INPUT FOR THIS TASK —

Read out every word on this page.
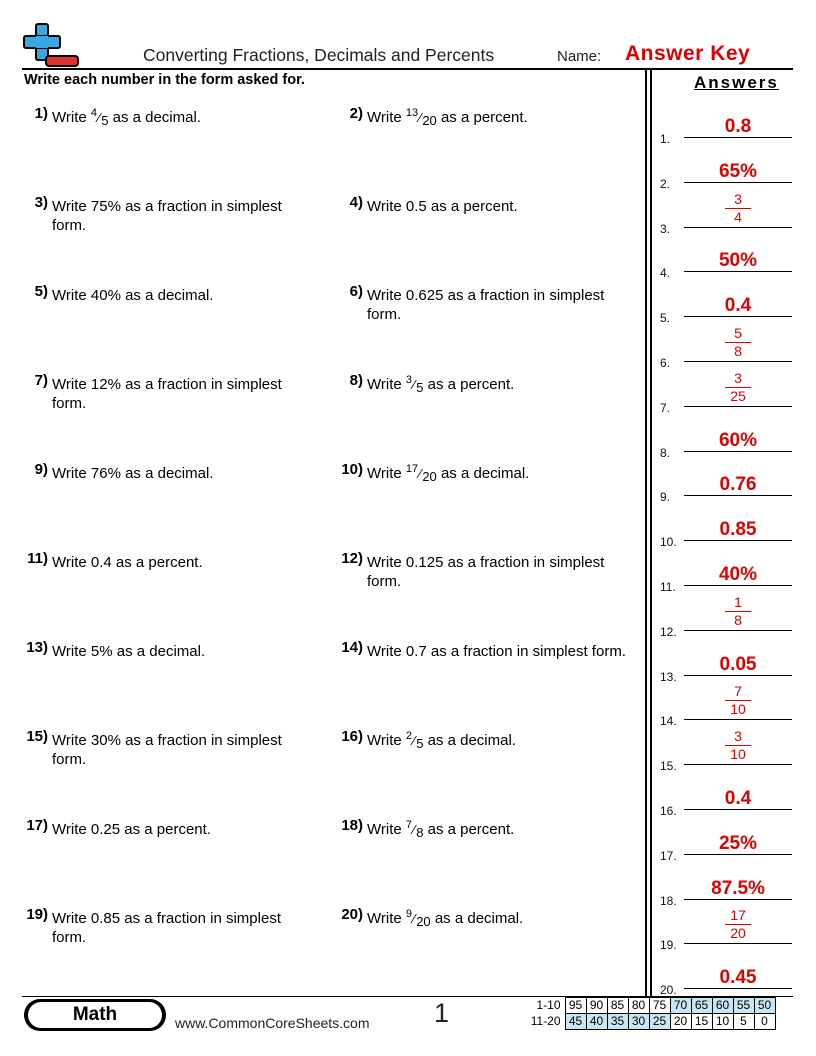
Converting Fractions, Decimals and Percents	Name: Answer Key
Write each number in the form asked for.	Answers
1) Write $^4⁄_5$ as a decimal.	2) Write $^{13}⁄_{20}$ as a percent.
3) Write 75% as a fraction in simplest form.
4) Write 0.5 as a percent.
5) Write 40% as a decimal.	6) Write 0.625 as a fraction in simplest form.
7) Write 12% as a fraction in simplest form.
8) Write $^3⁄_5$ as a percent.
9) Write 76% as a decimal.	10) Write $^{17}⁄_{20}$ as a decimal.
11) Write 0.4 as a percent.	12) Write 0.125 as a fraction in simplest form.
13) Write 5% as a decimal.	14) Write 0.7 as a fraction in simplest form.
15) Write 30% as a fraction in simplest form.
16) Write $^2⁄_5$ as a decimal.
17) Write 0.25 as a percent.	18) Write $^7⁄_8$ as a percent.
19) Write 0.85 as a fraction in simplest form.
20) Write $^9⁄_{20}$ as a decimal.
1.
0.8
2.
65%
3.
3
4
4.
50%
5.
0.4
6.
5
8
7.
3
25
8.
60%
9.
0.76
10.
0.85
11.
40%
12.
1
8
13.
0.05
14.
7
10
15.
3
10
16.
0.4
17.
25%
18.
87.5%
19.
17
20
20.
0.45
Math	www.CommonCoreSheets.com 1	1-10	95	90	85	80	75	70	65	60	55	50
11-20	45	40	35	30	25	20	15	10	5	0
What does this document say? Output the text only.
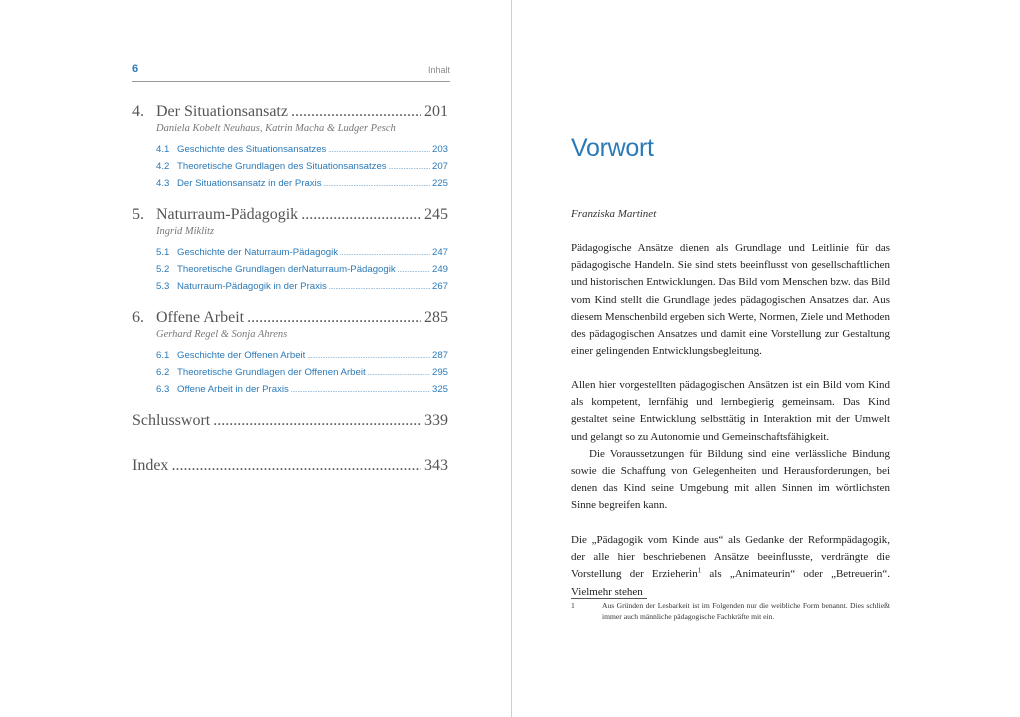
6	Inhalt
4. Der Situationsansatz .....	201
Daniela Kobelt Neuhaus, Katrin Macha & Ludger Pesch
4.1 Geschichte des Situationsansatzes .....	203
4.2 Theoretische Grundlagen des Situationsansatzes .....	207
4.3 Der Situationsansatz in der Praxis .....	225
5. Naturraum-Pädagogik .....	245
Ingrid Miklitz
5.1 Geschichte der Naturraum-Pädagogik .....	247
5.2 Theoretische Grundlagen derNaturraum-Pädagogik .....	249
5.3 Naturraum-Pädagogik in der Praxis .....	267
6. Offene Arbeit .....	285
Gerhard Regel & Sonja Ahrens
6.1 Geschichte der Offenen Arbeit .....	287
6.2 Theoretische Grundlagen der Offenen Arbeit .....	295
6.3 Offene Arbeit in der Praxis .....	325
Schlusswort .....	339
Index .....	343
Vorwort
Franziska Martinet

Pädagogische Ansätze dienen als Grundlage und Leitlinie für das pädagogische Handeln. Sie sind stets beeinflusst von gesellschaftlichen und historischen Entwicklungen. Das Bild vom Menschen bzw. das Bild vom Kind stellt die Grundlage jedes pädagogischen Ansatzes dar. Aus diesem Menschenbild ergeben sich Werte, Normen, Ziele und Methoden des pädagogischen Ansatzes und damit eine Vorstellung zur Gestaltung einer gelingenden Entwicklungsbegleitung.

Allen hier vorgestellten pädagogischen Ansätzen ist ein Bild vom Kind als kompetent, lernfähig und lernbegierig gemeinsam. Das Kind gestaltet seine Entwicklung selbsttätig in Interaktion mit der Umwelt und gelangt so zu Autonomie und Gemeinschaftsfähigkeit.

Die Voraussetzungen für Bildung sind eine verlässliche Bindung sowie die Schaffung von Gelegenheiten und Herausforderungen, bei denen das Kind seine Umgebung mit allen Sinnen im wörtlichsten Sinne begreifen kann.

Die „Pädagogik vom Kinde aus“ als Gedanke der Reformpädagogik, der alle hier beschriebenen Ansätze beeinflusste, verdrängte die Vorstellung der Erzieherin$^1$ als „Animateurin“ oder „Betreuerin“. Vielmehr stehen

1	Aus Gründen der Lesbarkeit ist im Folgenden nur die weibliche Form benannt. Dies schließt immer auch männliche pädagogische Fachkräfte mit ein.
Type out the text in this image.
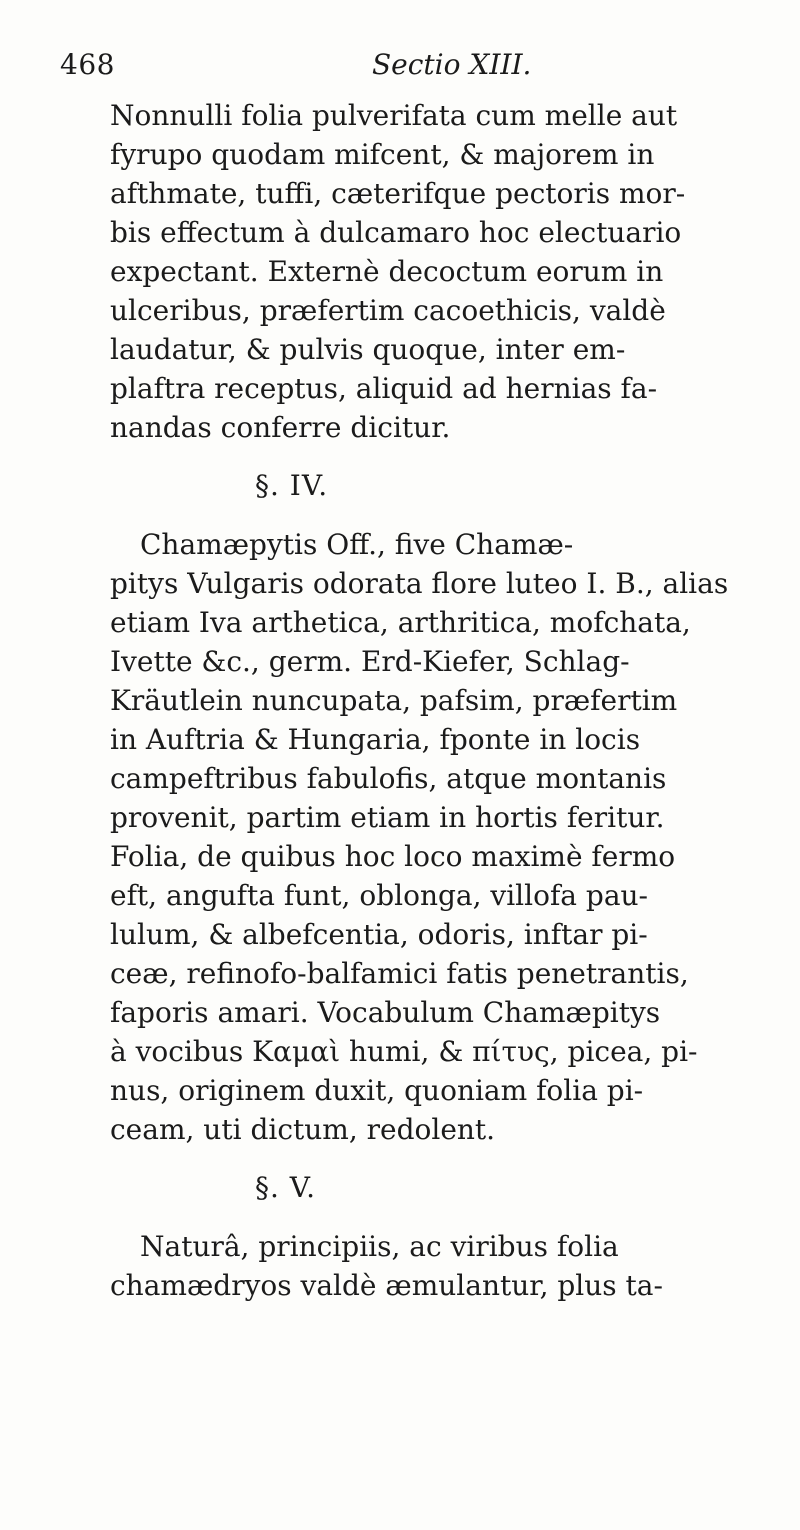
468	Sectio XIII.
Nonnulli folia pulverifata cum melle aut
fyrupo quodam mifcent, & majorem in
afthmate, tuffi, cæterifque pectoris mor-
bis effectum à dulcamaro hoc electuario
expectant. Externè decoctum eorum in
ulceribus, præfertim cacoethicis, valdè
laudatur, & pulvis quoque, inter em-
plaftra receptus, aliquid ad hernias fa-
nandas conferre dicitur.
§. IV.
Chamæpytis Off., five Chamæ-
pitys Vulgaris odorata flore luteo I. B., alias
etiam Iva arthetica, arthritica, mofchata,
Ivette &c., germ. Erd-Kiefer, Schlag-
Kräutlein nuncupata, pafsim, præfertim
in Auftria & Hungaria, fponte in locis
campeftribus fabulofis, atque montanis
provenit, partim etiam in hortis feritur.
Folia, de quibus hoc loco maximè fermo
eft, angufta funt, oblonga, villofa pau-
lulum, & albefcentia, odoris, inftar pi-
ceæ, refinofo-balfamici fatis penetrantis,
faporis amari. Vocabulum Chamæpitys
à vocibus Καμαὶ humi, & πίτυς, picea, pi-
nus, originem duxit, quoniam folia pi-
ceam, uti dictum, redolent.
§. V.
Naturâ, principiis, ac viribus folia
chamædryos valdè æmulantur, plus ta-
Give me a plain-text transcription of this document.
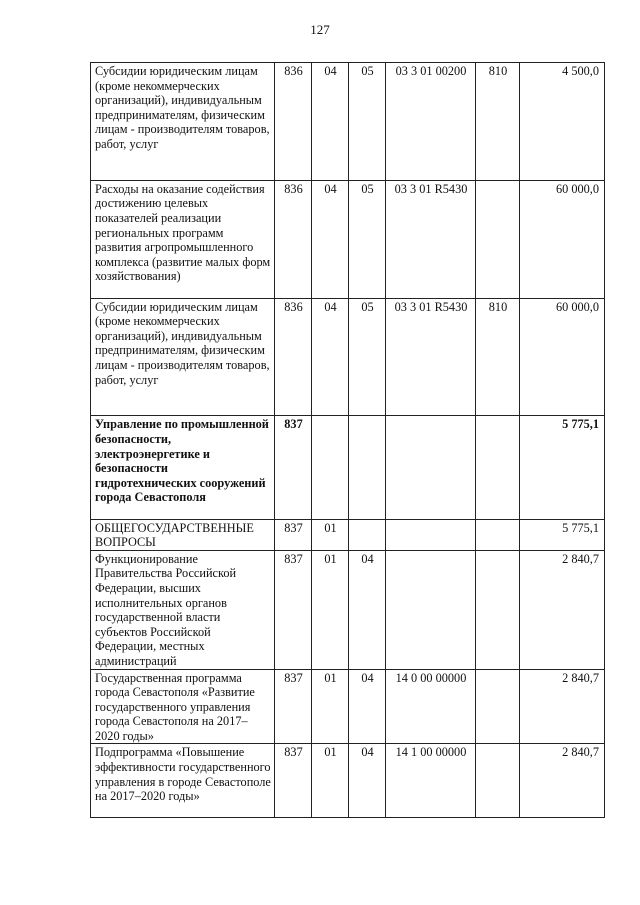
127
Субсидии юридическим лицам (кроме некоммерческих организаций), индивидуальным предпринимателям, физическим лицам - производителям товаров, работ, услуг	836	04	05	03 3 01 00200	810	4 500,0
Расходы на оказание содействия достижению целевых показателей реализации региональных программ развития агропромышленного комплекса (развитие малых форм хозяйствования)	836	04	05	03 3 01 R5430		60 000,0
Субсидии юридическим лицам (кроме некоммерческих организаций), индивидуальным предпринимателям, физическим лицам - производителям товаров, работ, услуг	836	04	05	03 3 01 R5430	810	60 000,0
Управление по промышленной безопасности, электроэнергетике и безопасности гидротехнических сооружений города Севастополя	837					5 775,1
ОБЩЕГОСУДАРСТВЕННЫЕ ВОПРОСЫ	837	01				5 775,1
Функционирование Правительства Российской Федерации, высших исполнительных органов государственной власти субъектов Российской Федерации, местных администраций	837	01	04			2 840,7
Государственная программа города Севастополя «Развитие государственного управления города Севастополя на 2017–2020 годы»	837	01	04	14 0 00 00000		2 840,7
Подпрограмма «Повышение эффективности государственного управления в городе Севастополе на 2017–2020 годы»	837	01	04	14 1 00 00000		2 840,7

DIRECTION —
Output the entries above exactly, without their pictures.

RESULT —
Read out every word on this page.
Converting Fractions, Decimals and Percents	Name: Answer Key
Write each number in the form asked for.	Answers
1) Write $^4⁄_5$ as a decimal.	2) Write $^{13}⁄_{20}$ as a percent.
3) Write 75% as a fraction in simplest form.
4) Write 0.5 as a percent.
5) Write 40% as a decimal.	6) Write 0.625 as a fraction in simplest form.
7) Write 12% as a fraction in simplest form.
8) Write $^3⁄_5$ as a percent.
9) Write 76% as a decimal.	10) Write $^{17}⁄_{20}$ as a decimal.
11) Write 0.4 as a percent.	12) Write 0.125 as a fraction in simplest form.
13) Write 5% as a decimal.	14) Write 0.7 as a fraction in simplest form.
15) Write 30% as a fraction in simplest form.
16) Write $^2⁄_5$ as a decimal.
17) Write 0.25 as a percent.	18) Write $^7⁄_8$ as a percent.
19) Write 0.85 as a fraction in simplest form.
20) Write $^9⁄_{20}$ as a decimal.
1.
0.8
2.
65%
3.
3
4
4.
50%
5.
0.4
6.
5
8
7.
3
25
8.
60%
9.
0.76
10.
0.85
11.
40%
12.
1
8
13.
0.05
14.
7
10
15.
3
10
16.
0.4
17.
25%
18.
87.5%
19.
17
20
20.
0.45
Math	www.CommonCoreSheets.com 1	1-10	95	90	85	80	75	70	65	60	55	50
11-20	45	40	35	30	25	20	15	10	5	0
What does this document say? Output the text only.
6	Inhalt
4. Der Situationsansatz .....	201
Daniela Kobelt Neuhaus, Katrin Macha & Ludger Pesch
4.1 Geschichte des Situationsansatzes .....	203
4.2 Theoretische Grundlagen des Situationsansatzes .....	207
4.3 Der Situationsansatz in der Praxis .....	225
5. Naturraum-Pädagogik .....	245
Ingrid Miklitz
5.1 Geschichte der Naturraum-Pädagogik .....	247
5.2 Theoretische Grundlagen derNaturraum-Pädagogik .....	249
5.3 Naturraum-Pädagogik in der Praxis .....	267
6. Offene Arbeit .....	285
Gerhard Regel & Sonja Ahrens
6.1 Geschichte der Offenen Arbeit .....	287
6.2 Theoretische Grundlagen der Offenen Arbeit .....	295
6.3 Offene Arbeit in der Praxis .....	325
Schlusswort .....	339
Index .....	343
Vorwort
Franziska Martinet

Pädagogische Ansätze dienen als Grundlage und Leitlinie für das pädagogische Handeln. Sie sind stets beeinflusst von gesellschaftlichen und historischen Entwicklungen. Das Bild vom Menschen bzw. das Bild vom Kind stellt die Grundlage jedes pädagogischen Ansatzes dar. Aus diesem Menschenbild ergeben sich Werte, Normen, Ziele und Methoden des pädagogischen Ansatzes und damit eine Vorstellung zur Gestaltung einer gelingenden Entwicklungsbegleitung.

Allen hier vorgestellten pädagogischen Ansätzen ist ein Bild vom Kind als kompetent, lernfähig und lernbegierig gemeinsam. Das Kind gestaltet seine Entwicklung selbsttätig in Interaktion mit der Umwelt und gelangt so zu Autonomie und Gemeinschaftsfähigkeit.

Die Voraussetzungen für Bildung sind eine verlässliche Bindung sowie die Schaffung von Gelegenheiten und Herausforderungen, bei denen das Kind seine Umgebung mit allen Sinnen im wörtlichsten Sinne begreifen kann.

Die „Pädagogik vom Kinde aus“ als Gedanke der Reformpädagogik, der alle hier beschriebenen Ansätze beeinflusste, verdrängte die Vorstellung der Erzieherin$^1$ als „Animateurin“ oder „Betreuerin“. Vielmehr stehen

1	Aus Gründen der Lesbarkeit ist im Folgenden nur die weibliche Form benannt. Dies schließt immer auch männliche pädagogische Fachkräfte mit ein.
Type out the text in this image.
468	Sectio XIII.
Nonnulli folia pulverifata cum melle aut
fyrupo quodam mifcent, & majorem in
afthmate, tuffi, cæterifque pectoris mor-
bis effectum à dulcamaro hoc electuario
expectant. Externè decoctum eorum in
ulceribus, præfertim cacoethicis, valdè
laudatur, & pulvis quoque, inter em-
plaftra receptus, aliquid ad hernias fa-
nandas conferre dicitur.
§. IV.
Chamæpytis Off., five Chamæ-
pitys Vulgaris odorata flore luteo I. B., alias
etiam Iva arthetica, arthritica, mofchata,
Ivette &c., germ. Erd-Kiefer, Schlag-
Kräutlein nuncupata, pafsim, præfertim
in Auftria & Hungaria, fponte in locis
campeftribus fabulofis, atque montanis
provenit, partim etiam in hortis feritur.
Folia, de quibus hoc loco maximè fermo
eft, angufta funt, oblonga, villofa pau-
lulum, & albefcentia, odoris, inftar pi-
ceæ, refinofo-balfamici fatis penetrantis,
faporis amari. Vocabulum Chamæpitys
à vocibus Καμαὶ humi, & πίτυς, picea, pi-
nus, originem duxit, quoniam folia pi-
ceam, uti dictum, redolent.
§. V.
Naturâ, principiis, ac viribus folia
chamædryos valdè æmulantur, plus ta-
Give me a plain-text transcription of this document.
127
Субсидии юридическим лицам (кроме некоммерческих организаций), индивидуальным предпринимателям, физическим лицам - производителям товаров, работ, услуг	836	04	05	03 3 01 00200	810	4 500,0
Расходы на оказание содействия достижению целевых показателей реализации региональных программ развития агропромышленного комплекса (развитие малых форм хозяйствования)	836	04	05	03 3 01 R5430		60 000,0
Субсидии юридическим лицам (кроме некоммерческих организаций), индивидуальным предпринимателям, физическим лицам - производителям товаров, работ, услуг	836	04	05	03 3 01 R5430	810	60 000,0
Управление по промышленной безопасности, электроэнергетике и безопасности гидротехнических сооружений города Севастополя	837					5 775,1
ОБЩЕГОСУДАРСТВЕННЫЕ ВОПРОСЫ	837	01				5 775,1
Функционирование Правительства Российской Федерации, высших исполнительных органов государственной власти субъектов Российской Федерации, местных администраций	837	01	04			2 840,7
Государственная программа города Севастополя «Развитие государственного управления города Севастополя на 2017–2020 годы»	837	01	04	14 0 00 00000		2 840,7
Подпрограмма «Повышение эффективности государственного управления в городе Севастополе на 2017–2020 годы»	837	01	04	14 1 00 00000		2 840,7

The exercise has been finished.